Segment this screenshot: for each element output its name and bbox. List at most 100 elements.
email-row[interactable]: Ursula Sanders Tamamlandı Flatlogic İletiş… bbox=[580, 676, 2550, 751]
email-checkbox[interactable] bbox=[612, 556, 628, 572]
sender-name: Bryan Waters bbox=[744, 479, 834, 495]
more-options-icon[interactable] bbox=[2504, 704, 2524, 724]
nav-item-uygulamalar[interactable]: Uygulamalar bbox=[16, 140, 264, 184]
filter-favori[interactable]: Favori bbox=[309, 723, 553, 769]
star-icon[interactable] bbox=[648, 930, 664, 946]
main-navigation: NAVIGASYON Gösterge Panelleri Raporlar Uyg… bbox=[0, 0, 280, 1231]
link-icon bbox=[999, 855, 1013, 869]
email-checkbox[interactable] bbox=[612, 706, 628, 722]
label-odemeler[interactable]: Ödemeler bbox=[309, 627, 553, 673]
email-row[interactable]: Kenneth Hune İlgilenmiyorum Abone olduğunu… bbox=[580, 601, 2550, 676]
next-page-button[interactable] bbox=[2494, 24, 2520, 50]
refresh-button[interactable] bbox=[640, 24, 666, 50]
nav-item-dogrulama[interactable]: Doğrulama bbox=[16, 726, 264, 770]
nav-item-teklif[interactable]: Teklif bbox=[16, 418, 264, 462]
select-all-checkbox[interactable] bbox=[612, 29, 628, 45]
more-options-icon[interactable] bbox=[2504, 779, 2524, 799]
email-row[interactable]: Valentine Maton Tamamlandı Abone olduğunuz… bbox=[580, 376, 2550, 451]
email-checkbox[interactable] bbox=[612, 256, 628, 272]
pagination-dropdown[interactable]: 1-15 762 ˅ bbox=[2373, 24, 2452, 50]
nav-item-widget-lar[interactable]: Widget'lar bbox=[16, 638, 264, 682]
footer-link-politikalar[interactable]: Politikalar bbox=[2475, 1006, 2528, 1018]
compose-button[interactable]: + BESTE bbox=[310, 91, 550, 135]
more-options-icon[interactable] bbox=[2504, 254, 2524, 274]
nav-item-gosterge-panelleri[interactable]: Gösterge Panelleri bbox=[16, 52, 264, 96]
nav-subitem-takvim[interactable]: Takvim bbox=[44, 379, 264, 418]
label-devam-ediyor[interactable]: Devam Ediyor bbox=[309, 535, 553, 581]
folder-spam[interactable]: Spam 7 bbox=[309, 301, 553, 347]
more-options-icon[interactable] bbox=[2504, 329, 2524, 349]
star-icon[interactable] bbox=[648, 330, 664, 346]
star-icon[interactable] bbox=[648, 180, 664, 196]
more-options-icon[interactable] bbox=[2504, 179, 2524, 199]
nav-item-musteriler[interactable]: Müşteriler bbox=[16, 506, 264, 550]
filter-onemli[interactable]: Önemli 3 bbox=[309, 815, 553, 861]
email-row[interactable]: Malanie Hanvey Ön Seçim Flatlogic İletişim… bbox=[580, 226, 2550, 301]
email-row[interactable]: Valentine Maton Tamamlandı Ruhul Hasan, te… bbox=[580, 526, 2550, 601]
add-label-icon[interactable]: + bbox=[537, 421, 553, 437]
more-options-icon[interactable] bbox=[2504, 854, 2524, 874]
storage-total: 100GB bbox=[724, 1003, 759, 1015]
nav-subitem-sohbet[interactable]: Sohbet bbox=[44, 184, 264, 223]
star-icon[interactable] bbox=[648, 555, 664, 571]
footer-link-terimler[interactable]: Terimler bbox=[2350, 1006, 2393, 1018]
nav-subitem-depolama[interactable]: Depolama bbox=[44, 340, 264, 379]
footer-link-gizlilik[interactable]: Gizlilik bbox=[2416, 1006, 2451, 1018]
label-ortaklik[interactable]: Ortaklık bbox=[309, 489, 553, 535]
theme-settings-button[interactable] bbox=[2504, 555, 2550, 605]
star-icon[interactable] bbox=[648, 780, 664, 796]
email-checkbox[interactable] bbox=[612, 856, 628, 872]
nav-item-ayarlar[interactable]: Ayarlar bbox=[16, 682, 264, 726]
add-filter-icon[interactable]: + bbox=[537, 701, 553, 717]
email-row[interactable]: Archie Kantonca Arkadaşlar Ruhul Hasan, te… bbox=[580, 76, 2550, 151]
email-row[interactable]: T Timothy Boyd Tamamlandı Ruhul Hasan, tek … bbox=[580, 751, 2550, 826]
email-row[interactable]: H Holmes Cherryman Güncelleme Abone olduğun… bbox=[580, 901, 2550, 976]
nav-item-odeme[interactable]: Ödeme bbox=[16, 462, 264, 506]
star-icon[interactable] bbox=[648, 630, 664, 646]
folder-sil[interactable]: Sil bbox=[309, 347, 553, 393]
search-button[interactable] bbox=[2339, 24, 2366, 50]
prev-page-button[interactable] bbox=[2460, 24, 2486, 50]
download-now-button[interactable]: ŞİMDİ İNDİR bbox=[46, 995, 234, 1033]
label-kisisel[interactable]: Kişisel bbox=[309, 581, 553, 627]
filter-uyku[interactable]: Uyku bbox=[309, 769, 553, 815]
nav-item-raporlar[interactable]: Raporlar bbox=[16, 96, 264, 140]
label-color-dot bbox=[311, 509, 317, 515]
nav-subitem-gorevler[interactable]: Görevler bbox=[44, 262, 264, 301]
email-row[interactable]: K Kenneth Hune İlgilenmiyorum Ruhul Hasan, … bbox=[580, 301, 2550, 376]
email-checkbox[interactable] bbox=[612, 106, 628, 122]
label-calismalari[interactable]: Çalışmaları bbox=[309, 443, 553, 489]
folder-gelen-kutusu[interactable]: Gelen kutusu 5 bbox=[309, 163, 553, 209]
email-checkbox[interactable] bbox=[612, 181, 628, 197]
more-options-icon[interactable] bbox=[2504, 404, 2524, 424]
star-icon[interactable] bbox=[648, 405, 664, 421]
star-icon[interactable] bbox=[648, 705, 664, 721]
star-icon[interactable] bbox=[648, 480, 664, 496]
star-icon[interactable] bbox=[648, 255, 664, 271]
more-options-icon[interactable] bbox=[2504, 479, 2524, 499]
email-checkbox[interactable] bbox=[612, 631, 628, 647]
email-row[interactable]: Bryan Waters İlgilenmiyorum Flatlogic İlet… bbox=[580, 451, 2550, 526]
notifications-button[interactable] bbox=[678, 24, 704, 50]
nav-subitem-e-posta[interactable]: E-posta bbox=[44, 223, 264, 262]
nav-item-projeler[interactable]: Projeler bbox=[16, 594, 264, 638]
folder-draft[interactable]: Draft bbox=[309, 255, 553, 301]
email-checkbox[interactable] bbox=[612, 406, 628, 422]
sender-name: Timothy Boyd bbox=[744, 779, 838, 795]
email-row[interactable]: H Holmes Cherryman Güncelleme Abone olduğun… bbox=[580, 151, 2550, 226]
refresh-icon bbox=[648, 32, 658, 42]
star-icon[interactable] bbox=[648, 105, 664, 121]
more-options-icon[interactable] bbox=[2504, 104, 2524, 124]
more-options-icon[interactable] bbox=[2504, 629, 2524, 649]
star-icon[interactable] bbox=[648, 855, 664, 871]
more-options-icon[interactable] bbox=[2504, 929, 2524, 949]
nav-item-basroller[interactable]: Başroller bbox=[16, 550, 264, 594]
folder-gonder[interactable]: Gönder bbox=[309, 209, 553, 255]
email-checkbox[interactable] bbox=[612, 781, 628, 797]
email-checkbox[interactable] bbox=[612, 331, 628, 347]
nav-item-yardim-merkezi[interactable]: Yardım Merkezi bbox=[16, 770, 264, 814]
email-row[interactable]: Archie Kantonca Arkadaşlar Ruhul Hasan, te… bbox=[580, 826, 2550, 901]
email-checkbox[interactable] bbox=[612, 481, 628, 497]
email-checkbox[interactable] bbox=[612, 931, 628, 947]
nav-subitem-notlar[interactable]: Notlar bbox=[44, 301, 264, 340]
■ ■ ■ ■ ■
TASK:
Quote the data verbatim, from its first line through the line containing "email-row[interactable]: Valentine Maton Tamamlandı Abone", with both of those lines included.

FINAL ANSWER:
Segment this screenshot: for each element output its name and bbox. List at most 100 elements.
email-row[interactable]: Ursula Sanders Tamamlandı Flatlogic İletiş… bbox=[580, 676, 2550, 751]
email-checkbox[interactable] bbox=[612, 556, 628, 572]
sender-name: Bryan Waters bbox=[744, 479, 834, 495]
more-options-icon[interactable] bbox=[2504, 704, 2524, 724]
nav-item-uygulamalar[interactable]: Uygulamalar bbox=[16, 140, 264, 184]
filter-favori[interactable]: Favori bbox=[309, 723, 553, 769]
star-icon[interactable] bbox=[648, 930, 664, 946]
main-navigation: NAVIGASYON Gösterge Panelleri Raporlar Uyg… bbox=[0, 0, 280, 1231]
link-icon bbox=[999, 855, 1013, 869]
email-checkbox[interactable] bbox=[612, 706, 628, 722]
label-odemeler[interactable]: Ödemeler bbox=[309, 627, 553, 673]
email-row[interactable]: Kenneth Hune İlgilenmiyorum Abone olduğunu… bbox=[580, 601, 2550, 676]
next-page-button[interactable] bbox=[2494, 24, 2520, 50]
refresh-button[interactable] bbox=[640, 24, 666, 50]
nav-item-dogrulama[interactable]: Doğrulama bbox=[16, 726, 264, 770]
nav-item-teklif[interactable]: Teklif bbox=[16, 418, 264, 462]
select-all-checkbox[interactable] bbox=[612, 29, 628, 45]
more-options-icon[interactable] bbox=[2504, 779, 2524, 799]
email-row[interactable]: Valentine Maton Tamamlandı Abone olduğunuz… bbox=[580, 376, 2550, 451]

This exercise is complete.